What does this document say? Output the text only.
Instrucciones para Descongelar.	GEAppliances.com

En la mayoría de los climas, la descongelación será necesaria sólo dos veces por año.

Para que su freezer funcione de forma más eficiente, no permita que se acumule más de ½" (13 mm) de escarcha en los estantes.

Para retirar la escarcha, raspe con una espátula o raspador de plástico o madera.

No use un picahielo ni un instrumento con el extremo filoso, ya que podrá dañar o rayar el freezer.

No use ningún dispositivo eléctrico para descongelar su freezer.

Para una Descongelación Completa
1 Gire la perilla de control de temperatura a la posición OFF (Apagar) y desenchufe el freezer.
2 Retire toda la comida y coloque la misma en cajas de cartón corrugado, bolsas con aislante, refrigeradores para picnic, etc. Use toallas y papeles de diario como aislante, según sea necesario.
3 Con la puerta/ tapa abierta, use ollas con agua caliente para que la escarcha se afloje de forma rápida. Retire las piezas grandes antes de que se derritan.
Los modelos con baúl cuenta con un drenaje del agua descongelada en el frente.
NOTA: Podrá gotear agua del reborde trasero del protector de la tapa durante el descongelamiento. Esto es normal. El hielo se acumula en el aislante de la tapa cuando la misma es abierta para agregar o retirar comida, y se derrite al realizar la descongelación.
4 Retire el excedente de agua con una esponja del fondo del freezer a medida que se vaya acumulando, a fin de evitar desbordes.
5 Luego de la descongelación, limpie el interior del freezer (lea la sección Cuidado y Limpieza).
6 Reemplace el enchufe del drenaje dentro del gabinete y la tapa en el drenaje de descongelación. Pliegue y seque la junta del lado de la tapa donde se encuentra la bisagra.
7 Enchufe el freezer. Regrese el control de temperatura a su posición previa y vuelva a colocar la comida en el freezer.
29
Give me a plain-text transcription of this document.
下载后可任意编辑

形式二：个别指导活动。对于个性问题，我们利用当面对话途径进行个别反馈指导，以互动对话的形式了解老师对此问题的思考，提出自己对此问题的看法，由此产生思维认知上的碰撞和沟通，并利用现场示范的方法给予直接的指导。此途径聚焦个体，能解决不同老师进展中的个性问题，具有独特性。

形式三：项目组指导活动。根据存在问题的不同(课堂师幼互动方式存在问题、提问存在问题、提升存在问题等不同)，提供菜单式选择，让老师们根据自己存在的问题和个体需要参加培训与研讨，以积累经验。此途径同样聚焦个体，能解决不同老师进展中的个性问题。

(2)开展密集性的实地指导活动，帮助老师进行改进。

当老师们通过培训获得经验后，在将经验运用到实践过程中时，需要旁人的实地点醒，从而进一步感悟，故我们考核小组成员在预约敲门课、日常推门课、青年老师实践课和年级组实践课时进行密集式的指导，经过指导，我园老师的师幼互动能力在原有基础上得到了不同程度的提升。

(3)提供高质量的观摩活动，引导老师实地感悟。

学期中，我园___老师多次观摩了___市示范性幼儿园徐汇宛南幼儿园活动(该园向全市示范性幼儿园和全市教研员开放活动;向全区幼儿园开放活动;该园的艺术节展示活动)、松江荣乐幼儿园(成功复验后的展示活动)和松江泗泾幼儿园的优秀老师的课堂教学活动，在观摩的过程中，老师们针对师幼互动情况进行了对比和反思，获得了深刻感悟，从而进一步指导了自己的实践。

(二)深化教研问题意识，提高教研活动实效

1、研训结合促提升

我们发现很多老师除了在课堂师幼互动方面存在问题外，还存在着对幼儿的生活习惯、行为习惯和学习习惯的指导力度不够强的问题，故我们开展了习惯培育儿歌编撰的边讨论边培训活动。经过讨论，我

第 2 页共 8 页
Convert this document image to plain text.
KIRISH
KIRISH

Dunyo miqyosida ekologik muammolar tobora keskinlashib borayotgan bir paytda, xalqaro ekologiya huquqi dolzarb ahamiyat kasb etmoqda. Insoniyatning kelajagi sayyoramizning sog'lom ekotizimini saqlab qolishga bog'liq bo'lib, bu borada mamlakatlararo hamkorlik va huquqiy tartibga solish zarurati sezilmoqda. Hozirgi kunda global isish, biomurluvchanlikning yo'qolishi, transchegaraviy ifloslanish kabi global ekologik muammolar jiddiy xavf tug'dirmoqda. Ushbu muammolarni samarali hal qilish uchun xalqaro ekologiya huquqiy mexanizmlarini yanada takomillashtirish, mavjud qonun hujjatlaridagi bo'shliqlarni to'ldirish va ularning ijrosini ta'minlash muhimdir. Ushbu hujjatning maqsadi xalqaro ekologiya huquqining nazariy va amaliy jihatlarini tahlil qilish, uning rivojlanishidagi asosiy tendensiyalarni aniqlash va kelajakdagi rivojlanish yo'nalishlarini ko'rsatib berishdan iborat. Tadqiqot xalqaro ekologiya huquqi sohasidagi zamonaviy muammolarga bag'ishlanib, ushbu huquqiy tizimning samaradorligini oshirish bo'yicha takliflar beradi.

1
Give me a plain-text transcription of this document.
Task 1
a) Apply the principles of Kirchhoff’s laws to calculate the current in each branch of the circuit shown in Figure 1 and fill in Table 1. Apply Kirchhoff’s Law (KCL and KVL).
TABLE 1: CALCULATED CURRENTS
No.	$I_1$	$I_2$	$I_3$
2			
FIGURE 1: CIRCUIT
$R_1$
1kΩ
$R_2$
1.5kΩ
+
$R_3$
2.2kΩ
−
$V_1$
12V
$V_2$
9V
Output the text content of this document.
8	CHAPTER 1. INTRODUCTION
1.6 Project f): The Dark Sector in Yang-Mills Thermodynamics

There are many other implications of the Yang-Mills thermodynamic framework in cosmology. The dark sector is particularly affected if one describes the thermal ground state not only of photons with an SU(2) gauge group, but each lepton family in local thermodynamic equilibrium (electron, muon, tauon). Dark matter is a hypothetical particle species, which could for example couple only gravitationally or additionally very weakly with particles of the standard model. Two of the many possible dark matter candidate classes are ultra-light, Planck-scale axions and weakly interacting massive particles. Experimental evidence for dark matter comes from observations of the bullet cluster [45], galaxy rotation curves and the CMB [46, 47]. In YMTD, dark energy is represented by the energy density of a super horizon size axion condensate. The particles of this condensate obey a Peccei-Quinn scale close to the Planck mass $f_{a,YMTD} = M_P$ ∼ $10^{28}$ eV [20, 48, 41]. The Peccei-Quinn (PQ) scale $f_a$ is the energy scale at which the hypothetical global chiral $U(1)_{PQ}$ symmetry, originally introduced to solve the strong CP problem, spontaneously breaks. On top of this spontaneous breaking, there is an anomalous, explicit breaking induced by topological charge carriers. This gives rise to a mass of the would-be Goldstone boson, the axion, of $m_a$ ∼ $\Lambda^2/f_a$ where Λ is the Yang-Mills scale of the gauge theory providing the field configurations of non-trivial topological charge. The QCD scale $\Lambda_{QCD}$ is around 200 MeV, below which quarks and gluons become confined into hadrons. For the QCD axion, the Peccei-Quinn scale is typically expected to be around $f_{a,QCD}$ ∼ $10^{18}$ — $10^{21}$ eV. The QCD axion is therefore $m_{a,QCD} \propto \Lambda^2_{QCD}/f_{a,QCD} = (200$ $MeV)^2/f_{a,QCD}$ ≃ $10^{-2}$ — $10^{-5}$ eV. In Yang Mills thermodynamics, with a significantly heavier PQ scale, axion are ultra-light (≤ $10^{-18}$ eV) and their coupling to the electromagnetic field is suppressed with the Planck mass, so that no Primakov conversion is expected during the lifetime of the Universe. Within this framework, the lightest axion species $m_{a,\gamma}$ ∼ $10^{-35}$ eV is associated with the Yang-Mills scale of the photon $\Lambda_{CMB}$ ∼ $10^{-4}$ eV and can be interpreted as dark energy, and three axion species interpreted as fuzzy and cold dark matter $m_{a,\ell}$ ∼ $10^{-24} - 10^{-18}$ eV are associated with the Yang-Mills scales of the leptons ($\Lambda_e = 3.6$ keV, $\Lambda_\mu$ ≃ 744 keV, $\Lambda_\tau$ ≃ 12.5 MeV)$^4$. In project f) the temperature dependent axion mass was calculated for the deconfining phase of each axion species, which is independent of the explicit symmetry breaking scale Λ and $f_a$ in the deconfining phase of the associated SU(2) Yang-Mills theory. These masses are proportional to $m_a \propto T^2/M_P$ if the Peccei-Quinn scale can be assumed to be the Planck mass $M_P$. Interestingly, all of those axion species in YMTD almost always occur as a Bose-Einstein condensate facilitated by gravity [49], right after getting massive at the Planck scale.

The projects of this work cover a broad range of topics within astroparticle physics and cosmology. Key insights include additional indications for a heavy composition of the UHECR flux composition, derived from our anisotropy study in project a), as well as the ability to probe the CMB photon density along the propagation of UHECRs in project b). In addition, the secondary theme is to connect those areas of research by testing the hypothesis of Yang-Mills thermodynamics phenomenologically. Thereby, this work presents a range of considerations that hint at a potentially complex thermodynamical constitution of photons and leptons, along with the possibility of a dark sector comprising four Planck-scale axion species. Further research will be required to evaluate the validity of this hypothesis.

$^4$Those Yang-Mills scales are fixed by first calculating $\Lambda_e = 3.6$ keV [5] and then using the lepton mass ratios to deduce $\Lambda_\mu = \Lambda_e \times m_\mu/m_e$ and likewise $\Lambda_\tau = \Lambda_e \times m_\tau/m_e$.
....
*WRITTEN INSTRUCTION*. Report how many lines of the entries hold the word "Output". Nothing else is needed.

*TASK SOLUTION*. 2